- Written problem: All lines featuring the string "года" are to be listed.

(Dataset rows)

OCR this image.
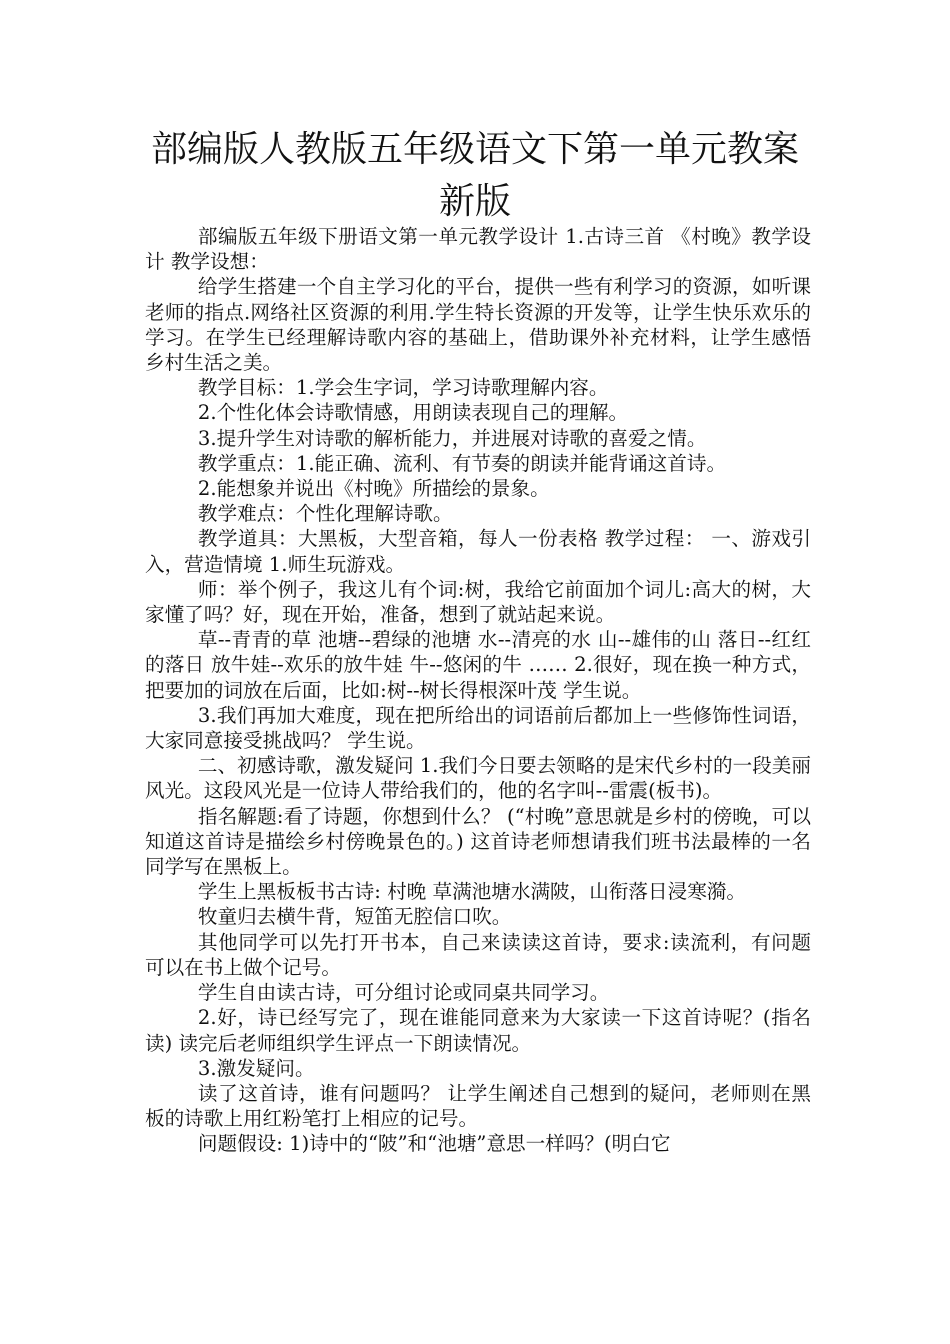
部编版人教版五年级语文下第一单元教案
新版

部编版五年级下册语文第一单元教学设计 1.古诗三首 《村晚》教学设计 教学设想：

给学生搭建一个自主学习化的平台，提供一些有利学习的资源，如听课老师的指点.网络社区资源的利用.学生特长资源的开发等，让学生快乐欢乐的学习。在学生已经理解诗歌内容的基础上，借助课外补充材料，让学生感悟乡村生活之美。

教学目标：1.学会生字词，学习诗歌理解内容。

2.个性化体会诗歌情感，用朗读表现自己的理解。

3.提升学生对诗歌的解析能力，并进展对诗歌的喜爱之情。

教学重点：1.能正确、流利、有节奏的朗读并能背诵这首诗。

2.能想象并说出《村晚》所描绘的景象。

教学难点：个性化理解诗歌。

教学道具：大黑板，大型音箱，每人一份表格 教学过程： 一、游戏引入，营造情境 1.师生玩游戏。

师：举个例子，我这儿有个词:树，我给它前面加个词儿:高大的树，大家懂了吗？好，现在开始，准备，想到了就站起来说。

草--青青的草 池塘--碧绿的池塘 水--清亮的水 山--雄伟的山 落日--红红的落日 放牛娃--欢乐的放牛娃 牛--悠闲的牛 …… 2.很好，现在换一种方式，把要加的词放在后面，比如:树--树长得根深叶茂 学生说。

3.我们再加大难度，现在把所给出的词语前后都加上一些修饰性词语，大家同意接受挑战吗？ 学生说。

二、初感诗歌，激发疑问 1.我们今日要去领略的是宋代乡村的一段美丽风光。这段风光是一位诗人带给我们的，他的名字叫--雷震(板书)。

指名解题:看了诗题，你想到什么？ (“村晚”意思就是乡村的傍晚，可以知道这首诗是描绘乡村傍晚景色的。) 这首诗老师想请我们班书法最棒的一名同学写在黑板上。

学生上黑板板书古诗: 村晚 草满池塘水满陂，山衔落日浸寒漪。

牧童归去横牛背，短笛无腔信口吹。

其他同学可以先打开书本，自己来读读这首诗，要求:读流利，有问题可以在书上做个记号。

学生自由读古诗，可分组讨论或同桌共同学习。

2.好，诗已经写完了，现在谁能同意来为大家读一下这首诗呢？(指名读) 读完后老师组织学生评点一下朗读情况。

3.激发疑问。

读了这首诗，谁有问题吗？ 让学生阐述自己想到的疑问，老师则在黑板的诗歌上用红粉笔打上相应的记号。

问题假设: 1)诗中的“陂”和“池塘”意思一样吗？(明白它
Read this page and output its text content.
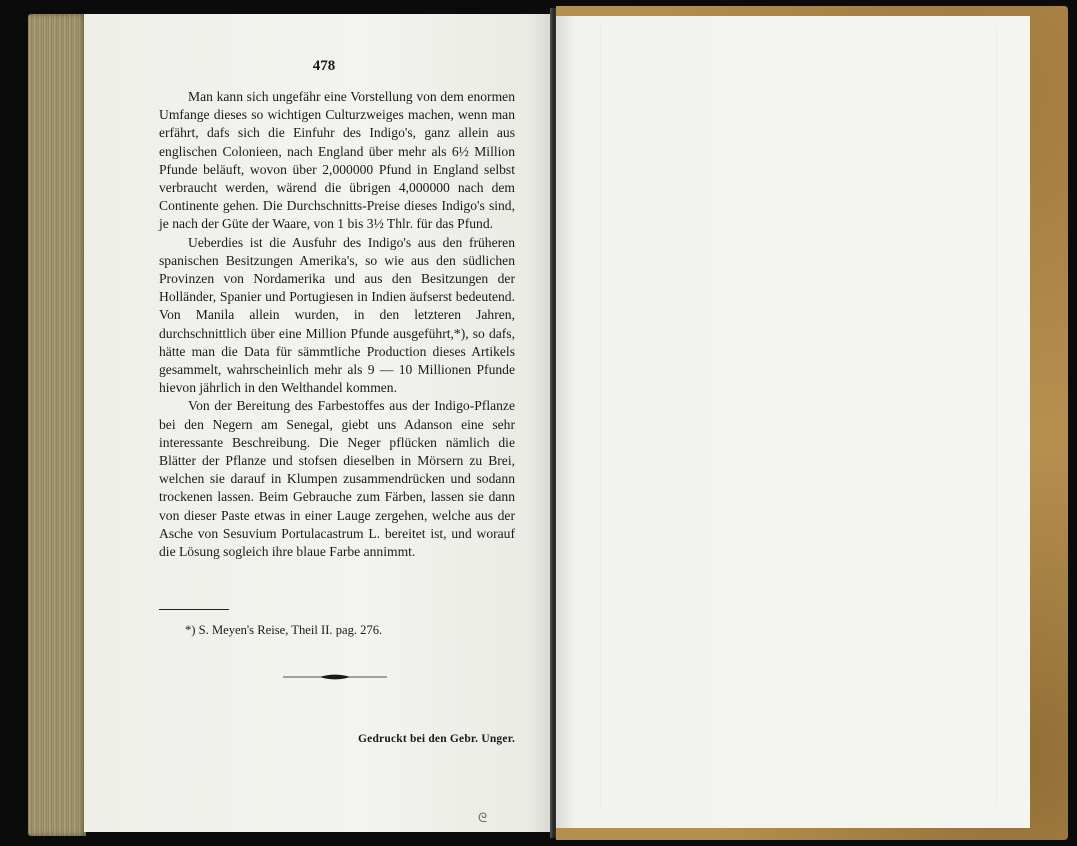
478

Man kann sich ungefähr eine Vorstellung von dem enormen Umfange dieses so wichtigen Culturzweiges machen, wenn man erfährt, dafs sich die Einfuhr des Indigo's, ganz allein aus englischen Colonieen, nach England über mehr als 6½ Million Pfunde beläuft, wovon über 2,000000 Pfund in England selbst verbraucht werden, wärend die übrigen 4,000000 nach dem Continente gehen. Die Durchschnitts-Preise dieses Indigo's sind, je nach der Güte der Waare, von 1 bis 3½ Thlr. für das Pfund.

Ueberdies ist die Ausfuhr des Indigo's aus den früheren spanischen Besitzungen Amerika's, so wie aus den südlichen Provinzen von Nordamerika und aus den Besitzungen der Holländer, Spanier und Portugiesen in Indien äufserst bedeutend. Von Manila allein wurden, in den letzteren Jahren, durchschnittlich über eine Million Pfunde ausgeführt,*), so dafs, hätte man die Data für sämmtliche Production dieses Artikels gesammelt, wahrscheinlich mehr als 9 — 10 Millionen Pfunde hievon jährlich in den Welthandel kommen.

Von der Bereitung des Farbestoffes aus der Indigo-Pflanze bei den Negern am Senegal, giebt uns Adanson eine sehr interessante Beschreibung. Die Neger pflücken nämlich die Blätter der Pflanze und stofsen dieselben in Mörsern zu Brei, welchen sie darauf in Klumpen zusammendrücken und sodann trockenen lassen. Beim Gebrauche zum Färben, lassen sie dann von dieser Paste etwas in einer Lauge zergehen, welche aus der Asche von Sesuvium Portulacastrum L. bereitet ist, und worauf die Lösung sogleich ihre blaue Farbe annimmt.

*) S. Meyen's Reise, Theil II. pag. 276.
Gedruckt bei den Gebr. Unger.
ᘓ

--

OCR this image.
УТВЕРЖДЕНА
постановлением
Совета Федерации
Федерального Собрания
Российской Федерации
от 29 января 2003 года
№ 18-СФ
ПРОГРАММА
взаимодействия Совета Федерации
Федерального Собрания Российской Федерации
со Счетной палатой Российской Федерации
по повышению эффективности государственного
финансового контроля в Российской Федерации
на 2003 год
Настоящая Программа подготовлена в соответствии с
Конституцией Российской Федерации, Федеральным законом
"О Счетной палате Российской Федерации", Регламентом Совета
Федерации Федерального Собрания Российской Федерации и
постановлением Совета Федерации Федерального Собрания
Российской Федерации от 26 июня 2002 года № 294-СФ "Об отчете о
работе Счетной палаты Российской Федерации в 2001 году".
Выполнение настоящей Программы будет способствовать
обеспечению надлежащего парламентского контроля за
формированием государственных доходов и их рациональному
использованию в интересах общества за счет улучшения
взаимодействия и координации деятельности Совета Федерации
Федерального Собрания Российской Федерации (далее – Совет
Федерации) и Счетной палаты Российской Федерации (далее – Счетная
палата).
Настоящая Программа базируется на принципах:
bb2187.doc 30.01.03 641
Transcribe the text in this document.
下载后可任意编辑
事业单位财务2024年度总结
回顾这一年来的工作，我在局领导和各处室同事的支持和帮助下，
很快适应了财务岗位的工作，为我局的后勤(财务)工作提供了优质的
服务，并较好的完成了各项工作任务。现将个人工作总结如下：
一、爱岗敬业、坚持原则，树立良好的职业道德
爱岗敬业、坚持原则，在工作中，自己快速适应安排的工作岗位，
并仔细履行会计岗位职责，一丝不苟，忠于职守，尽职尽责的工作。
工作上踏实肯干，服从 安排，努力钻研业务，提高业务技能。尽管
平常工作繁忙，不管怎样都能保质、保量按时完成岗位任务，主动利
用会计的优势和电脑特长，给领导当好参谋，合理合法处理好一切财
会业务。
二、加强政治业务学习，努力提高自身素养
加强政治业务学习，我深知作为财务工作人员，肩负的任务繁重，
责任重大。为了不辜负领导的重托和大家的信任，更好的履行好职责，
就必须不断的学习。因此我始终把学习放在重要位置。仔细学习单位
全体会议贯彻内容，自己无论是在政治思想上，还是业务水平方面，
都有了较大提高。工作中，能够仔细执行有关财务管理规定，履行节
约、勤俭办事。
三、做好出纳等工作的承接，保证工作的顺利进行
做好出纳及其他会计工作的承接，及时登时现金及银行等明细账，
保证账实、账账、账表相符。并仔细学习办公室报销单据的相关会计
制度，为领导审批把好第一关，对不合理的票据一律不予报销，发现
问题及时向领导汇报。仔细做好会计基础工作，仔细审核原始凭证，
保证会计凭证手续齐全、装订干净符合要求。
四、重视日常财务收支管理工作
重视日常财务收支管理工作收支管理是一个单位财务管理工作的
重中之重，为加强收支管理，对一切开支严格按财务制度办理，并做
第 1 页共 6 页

- Final result:
от 29 января 2003 года
Российской Федерации от 26 июня 2002 года № 294-СФ "Об отчете о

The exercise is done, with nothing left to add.